## YOUR INSTRUCTIONS
Reproduce the material below with every "scan-speck" swapped for "dust-mark" and everything else unchanged. Leave out the pictures.

--- --- ---

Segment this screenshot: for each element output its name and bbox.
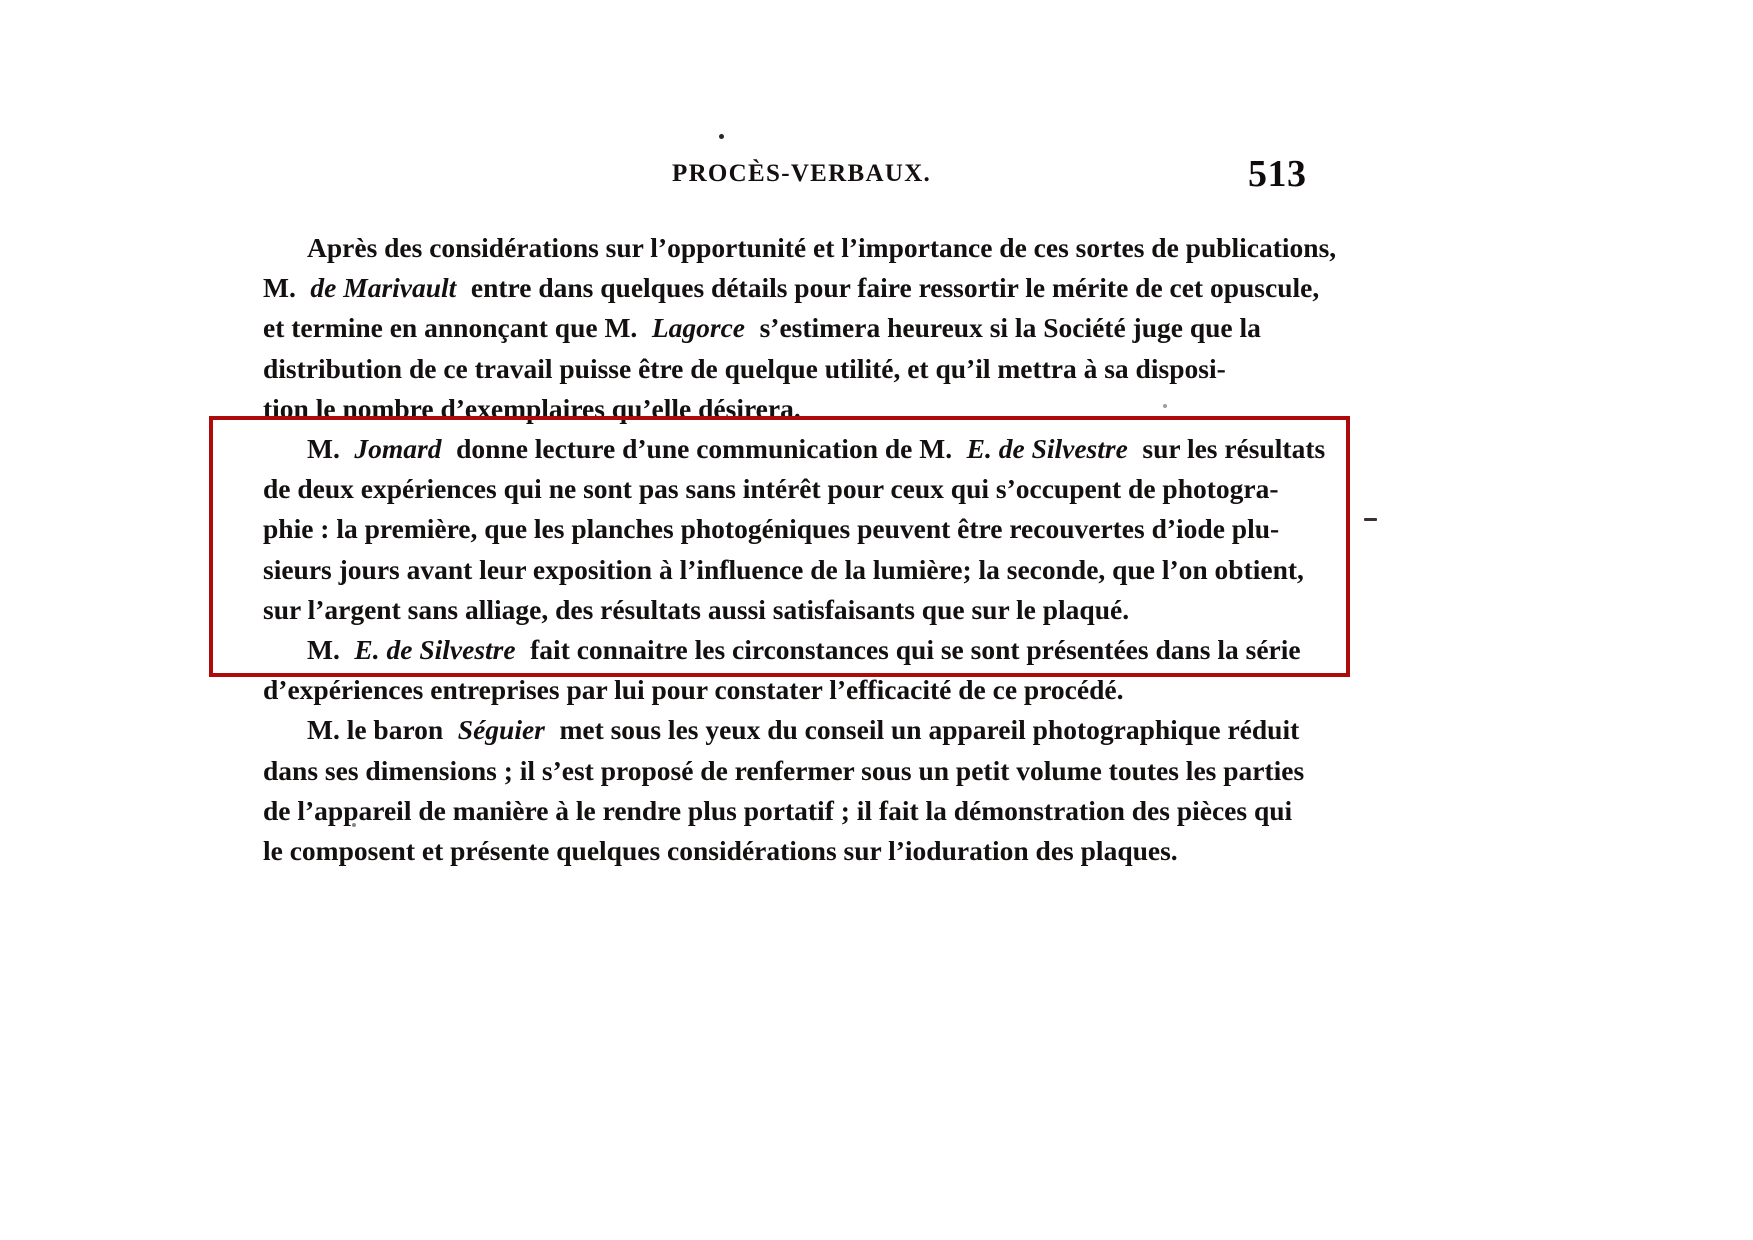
line-text: M. — [307, 433, 340, 465]
text-line — [263, 268, 1325, 308]
paragraph-silvestre — [263, 630, 1325, 710]
line-text: donne lecture d’une communication de M. — [456, 433, 953, 465]
line-text: M. — [307, 634, 340, 666]
line-text: et termine en annonçant que M. — [263, 312, 638, 344]
text-line — [263, 751, 1325, 791]
italic-name: Lagorce — [651, 312, 746, 344]
line-text: fait connaitre les circonstances qui se sont présentées dans la série — [530, 634, 1301, 666]
italic-name: Séguier — [457, 714, 545, 746]
line-text: M. — [263, 272, 296, 304]
line-text: de l’appareil de manière à le rendre plus portatif ; il fait la démonstration des pièces qui — [263, 794, 1293, 826]
line-text: sieurs jours avant leur exposition à l’influence de la lumière; la seconde, que l’on obtient, — [263, 553, 1304, 585]
paragraph-seguier — [263, 710, 1325, 871]
italic-name: de Marivault — [310, 272, 457, 304]
line-text: distribution de ce travail puisse être de quelque utilité, et qu’il mettra à sa disposi- — [263, 352, 1226, 384]
page-body — [263, 228, 1337, 871]
italic-name: E. de Silvestre — [966, 433, 1128, 465]
line-text: d’expériences entreprises par lui pour constater l’efficacité de ce procédé. — [263, 674, 1124, 706]
paragraph-jomard — [263, 429, 1325, 630]
text-line — [263, 509, 1325, 549]
text-line — [263, 349, 1325, 389]
line-text: sur les résultats — [1142, 433, 1326, 465]
text-line — [263, 429, 1325, 469]
line-text: dans ses dimensions ; il s’est proposé de renfermer sous un petit volume toutes les parties — [263, 754, 1305, 786]
paragraph-marivault — [263, 228, 1337, 429]
text-line — [263, 308, 1325, 348]
line-text: s’estimera heureux si la Société juge que la — [759, 312, 1261, 344]
line-text: sur l’argent sans alliage, des résultats aussi satisfaisants que sur le plaqué. — [263, 593, 1130, 625]
line-text: M. le baron — [307, 714, 444, 746]
text-line — [263, 791, 1325, 831]
running-head — [0, 153, 1753, 200]
line-text: entre dans quelques détails pour faire ressortir le mérite de cet opuscule, — [470, 272, 1320, 304]
text-line — [263, 710, 1325, 750]
line-text: Après des considérations sur l’opportunité et l’importance de ces sortes de publications, — [307, 232, 1337, 263]
text-line — [263, 630, 1325, 670]
scan-speck — [1364, 518, 1377, 521]
text-line — [263, 550, 1325, 590]
text-line — [263, 590, 1325, 630]
page-header-title: PROCÈS-VERBAUX. — [672, 160, 932, 187]
text-line — [263, 670, 1325, 710]
scan-speck — [719, 134, 724, 139]
line-text: de deux expériences qui ne sont pas sans intérêt pour ceux qui s’occupent de photogra- — [263, 473, 1279, 505]
line-text: le composent et présente quelques considérations sur l’ioduration des plaques. — [263, 835, 1178, 867]
italic-name: E. de Silvestre — [354, 634, 516, 666]
page-number: 513 — [1248, 153, 1307, 195]
line-text: met sous les yeux du conseil un appareil photographique réduit — [559, 714, 1300, 746]
text-line — [263, 469, 1325, 509]
text-line — [263, 831, 1325, 871]
text-line — [263, 228, 1337, 268]
line-text: phie : la première, que les planches photogéniques peuvent être recouvertes d’iode plu- — [263, 513, 1280, 545]
text-line — [263, 389, 1325, 429]
italic-name: Jomard — [354, 433, 442, 465]
line-text: tion le nombre d’exemplaires qu’elle désirera. — [263, 392, 801, 424]
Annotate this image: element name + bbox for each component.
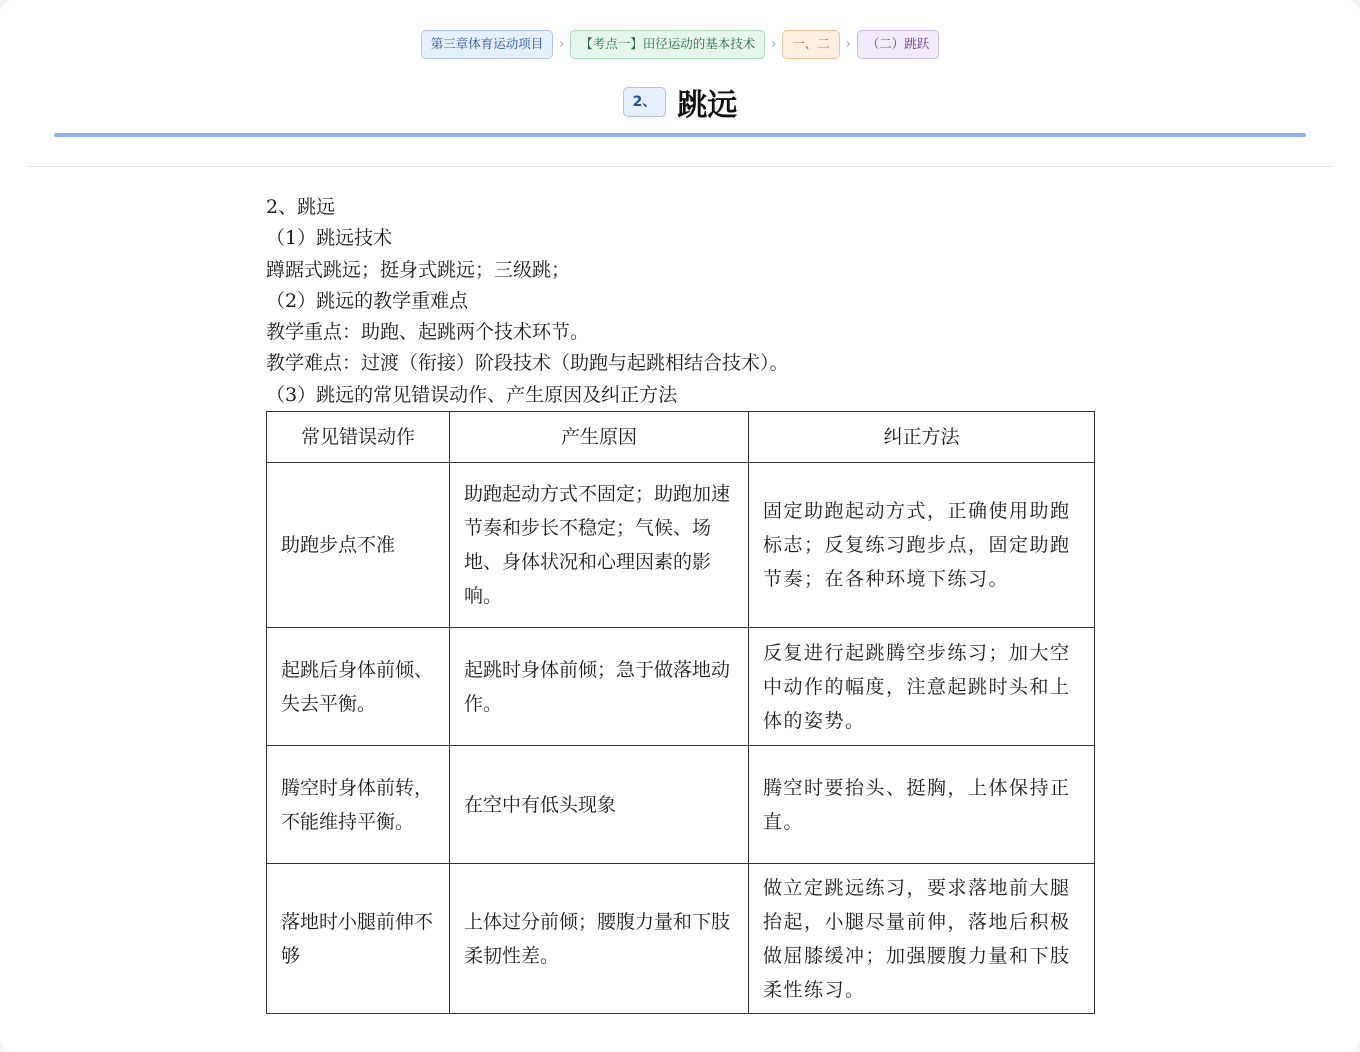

--- --- ---

## EXERCISE SOLUTION
Segment this screenshot: for each element output its name and bbox.
line-text: M. — [307, 433, 340, 465]
text-line — [263, 268, 1325, 308]
paragraph-silvestre — [263, 630, 1325, 710]
line-text: donne lecture d’une communication de M. — [456, 433, 953, 465]
line-text: M. — [307, 634, 340, 666]
line-text: et termine en annonçant que M. — [263, 312, 638, 344]
text-line — [263, 751, 1325, 791]
italic-name: Lagorce — [651, 312, 746, 344]
line-text: fait connaitre les circonstances qui se sont présentées dans la série — [530, 634, 1301, 666]
italic-name: Séguier — [457, 714, 545, 746]
line-text: M. — [263, 272, 296, 304]
line-text: de l’appareil de manière à le rendre plus portatif ; il fait la démonstration des pièces qui — [263, 794, 1293, 826]
line-text: sieurs jours avant leur exposition à l’influence de la lumière; la seconde, que l’on obtient, — [263, 553, 1304, 585]
paragraph-seguier — [263, 710, 1325, 871]
italic-name: de Marivault — [310, 272, 457, 304]
line-text: distribution de ce travail puisse être de quelque utilité, et qu’il mettra à sa disposi- — [263, 352, 1226, 384]
page-body — [263, 228, 1337, 871]
italic-name: E. de Silvestre — [966, 433, 1128, 465]
line-text: d’expériences entreprises par lui pour constater l’efficacité de ce procédé. — [263, 674, 1124, 706]
paragraph-jomard — [263, 429, 1325, 630]
text-line — [263, 509, 1325, 549]
text-line — [263, 349, 1325, 389]
line-text: sur les résultats — [1142, 433, 1326, 465]
text-line — [263, 429, 1325, 469]
line-text: dans ses dimensions ; il s’est proposé de renfermer sous un petit volume toutes les parties — [263, 754, 1305, 786]
paragraph-marivault — [263, 228, 1337, 429]
text-line — [263, 308, 1325, 348]
line-text: s’estimera heureux si la Société juge que la — [759, 312, 1261, 344]
line-text: sur l’argent sans alliage, des résultats aussi satisfaisants que sur le plaqué. — [263, 593, 1130, 625]
line-text: M. le baron — [307, 714, 444, 746]
text-line — [263, 791, 1325, 831]
running-head — [0, 153, 1753, 200]
line-text: entre dans quelques détails pour faire ressortir le mérite de cet opuscule, — [470, 272, 1320, 304]
text-line — [263, 710, 1325, 750]
line-text: Après des considérations sur l’opportunité et l’importance de ces sortes de publications, — [307, 232, 1337, 263]
text-line — [263, 630, 1325, 670]
dust-mark — [1364, 518, 1377, 521]
text-line — [263, 550, 1325, 590]
text-line — [263, 590, 1325, 630]
page-header-title: PROCÈS-VERBAUX. — [672, 160, 932, 187]
text-line — [263, 670, 1325, 710]
dust-mark — [719, 134, 724, 139]
line-text: de deux expériences qui ne sont pas sans intérêt pour ceux qui s’occupent de photogra- — [263, 473, 1279, 505]
line-text: le composent et présente quelques considérations sur l’ioduration des plaques. — [263, 835, 1178, 867]
italic-name: E. de Silvestre — [354, 634, 516, 666]
page-number: 513 — [1248, 153, 1307, 195]
line-text: met sous les yeux du conseil un appareil photographique réduit — [559, 714, 1300, 746]
text-line — [263, 469, 1325, 509]
text-line — [263, 831, 1325, 871]
text-line — [263, 228, 1337, 268]
line-text: phie : la première, que les planches photogéniques peuvent être recouvertes d’iode plu- — [263, 513, 1280, 545]
text-line — [263, 389, 1325, 429]
italic-name: Jomard — [354, 433, 442, 465]
line-text: tion le nombre d’exemplaires qu’elle désirera. — [263, 392, 801, 424]
Annotate this image: element name + bbox for each component.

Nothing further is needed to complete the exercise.